- **Some records**:

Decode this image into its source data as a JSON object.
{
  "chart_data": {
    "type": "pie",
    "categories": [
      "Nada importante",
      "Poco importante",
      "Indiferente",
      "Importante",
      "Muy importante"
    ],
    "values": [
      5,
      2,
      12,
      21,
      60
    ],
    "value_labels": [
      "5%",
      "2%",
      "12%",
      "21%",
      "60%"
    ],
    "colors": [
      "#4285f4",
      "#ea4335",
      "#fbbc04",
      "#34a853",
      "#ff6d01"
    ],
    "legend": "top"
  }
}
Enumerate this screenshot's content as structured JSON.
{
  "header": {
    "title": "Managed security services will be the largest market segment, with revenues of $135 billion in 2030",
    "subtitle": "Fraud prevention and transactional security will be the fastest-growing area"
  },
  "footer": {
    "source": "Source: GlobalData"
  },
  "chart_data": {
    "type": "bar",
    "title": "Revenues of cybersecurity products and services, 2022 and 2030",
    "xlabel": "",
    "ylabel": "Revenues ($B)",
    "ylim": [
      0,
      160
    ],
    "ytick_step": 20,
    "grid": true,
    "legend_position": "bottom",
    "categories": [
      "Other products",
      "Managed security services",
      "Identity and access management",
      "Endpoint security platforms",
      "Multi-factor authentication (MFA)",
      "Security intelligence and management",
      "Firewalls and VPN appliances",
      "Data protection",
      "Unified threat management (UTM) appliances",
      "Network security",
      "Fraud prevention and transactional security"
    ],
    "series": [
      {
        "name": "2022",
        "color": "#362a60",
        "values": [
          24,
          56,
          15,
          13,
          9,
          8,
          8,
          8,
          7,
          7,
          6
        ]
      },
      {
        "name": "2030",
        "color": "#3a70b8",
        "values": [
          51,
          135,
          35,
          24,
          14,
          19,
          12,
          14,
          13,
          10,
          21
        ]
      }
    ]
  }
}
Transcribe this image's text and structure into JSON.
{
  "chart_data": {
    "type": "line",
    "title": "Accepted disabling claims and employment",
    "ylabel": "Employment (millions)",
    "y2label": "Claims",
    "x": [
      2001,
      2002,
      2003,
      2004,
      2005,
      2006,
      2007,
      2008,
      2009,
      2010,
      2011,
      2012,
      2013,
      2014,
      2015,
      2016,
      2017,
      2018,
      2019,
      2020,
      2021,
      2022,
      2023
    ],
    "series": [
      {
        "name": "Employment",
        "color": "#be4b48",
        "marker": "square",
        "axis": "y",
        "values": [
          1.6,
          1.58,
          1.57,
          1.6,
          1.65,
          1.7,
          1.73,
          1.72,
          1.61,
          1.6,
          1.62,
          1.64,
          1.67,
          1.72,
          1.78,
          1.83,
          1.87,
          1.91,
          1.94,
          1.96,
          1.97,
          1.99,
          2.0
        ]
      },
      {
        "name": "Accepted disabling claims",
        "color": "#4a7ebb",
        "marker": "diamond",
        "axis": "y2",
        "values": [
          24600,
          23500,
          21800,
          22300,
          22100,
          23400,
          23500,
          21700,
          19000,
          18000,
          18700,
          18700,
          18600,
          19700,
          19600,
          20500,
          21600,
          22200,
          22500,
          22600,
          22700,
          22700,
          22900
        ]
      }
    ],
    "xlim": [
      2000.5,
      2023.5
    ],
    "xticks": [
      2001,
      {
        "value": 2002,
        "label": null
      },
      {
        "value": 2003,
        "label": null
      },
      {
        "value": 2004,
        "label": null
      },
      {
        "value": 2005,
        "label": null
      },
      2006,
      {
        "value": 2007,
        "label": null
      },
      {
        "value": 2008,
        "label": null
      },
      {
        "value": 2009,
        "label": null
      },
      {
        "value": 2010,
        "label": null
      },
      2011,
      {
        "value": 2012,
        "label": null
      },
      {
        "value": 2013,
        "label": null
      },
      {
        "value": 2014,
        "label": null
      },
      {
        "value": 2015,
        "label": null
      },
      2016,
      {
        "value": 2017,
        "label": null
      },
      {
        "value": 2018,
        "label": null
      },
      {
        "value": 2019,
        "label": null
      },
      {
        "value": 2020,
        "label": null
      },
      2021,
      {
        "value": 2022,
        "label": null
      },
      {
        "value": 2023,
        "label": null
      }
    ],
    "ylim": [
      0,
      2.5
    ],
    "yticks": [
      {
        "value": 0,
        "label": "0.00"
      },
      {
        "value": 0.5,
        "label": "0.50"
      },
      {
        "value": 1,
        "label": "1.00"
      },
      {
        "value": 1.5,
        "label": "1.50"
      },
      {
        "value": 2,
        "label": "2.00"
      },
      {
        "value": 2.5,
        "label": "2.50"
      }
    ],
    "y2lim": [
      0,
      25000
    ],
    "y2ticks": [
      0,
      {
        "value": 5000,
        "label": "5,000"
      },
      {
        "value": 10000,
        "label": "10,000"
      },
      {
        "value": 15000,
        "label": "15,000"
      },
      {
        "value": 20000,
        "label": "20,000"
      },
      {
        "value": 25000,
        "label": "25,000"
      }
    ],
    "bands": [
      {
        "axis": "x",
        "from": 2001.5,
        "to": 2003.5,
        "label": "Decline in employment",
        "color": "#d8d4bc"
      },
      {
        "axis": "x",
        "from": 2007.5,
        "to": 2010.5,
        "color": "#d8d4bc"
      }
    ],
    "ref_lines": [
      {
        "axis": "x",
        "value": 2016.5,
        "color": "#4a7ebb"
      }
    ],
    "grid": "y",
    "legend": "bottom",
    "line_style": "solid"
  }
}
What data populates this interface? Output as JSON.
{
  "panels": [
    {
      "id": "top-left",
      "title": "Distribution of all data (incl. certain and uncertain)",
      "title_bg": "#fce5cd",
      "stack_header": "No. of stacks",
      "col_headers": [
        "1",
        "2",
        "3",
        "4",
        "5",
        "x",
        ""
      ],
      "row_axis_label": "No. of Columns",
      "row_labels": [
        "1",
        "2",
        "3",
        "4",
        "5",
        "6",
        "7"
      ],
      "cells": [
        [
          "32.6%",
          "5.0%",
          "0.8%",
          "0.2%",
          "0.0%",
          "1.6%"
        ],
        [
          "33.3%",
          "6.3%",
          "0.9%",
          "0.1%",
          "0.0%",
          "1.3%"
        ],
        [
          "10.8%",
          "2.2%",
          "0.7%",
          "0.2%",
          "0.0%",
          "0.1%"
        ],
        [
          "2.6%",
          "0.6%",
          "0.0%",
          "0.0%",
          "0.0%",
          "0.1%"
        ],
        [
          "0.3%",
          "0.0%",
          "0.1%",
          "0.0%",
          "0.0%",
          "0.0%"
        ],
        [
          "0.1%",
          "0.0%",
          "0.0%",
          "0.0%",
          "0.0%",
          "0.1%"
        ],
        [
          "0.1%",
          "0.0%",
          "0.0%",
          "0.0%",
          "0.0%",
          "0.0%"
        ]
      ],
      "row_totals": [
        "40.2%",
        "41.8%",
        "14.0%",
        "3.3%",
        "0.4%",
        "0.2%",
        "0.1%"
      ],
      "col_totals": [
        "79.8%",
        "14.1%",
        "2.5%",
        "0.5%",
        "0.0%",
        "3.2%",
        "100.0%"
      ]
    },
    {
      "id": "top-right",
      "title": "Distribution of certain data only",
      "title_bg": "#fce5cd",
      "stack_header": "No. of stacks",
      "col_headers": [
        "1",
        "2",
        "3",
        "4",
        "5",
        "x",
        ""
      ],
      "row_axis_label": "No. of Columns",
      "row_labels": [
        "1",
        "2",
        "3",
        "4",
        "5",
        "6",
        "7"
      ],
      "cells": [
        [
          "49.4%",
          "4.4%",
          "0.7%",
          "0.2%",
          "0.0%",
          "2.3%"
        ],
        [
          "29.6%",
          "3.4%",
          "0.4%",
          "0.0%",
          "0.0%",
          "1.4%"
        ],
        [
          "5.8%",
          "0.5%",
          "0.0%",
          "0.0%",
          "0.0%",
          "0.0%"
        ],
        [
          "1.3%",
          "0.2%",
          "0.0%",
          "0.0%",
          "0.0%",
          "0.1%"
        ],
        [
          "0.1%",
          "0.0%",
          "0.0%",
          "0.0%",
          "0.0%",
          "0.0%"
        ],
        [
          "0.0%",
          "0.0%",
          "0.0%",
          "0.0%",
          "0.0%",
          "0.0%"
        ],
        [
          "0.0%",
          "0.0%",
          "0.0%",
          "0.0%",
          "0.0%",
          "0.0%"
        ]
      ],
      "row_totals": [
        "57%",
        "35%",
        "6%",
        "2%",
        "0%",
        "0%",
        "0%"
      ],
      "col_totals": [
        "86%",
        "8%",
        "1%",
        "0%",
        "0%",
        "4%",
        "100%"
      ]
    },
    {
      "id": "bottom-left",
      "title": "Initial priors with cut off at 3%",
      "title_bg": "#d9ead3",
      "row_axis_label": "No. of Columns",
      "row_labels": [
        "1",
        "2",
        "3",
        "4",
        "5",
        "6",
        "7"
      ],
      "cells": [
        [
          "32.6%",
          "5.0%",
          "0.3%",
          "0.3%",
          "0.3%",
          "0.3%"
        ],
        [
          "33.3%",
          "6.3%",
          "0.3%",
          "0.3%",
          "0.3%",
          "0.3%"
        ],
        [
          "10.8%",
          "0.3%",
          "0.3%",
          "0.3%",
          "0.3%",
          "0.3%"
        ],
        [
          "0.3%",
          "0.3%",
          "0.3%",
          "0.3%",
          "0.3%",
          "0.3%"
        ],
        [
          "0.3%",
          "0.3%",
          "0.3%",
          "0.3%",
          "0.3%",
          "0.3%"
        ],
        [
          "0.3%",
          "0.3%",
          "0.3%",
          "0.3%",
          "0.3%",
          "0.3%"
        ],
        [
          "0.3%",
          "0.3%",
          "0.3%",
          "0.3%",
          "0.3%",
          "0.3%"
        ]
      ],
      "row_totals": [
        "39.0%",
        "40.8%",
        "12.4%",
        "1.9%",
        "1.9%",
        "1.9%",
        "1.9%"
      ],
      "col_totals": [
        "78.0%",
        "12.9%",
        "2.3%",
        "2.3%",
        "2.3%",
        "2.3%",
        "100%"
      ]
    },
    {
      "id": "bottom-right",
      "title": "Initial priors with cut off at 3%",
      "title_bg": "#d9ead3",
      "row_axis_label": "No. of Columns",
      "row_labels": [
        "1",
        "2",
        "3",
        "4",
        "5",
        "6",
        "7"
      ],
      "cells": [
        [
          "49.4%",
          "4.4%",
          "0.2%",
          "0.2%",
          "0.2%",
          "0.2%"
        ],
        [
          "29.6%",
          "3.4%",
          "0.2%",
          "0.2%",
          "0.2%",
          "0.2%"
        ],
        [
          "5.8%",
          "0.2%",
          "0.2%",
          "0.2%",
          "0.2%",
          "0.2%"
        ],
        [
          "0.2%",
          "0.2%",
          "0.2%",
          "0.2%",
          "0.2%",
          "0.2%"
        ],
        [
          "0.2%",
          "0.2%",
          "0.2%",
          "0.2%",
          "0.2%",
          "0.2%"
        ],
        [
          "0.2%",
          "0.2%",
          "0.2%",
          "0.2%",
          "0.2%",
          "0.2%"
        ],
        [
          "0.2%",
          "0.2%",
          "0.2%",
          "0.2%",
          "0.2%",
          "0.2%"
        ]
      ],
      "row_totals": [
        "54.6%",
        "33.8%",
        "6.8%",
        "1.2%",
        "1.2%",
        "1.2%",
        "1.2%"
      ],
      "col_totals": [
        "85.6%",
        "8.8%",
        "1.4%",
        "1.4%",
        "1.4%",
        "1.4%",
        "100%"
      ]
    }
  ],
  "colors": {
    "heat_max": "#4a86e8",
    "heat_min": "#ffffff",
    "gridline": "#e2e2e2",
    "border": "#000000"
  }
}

- **Task goal**: In the records above, how many lines hold the string "certain"? Reply with only the number.

- **Problem solution**: 2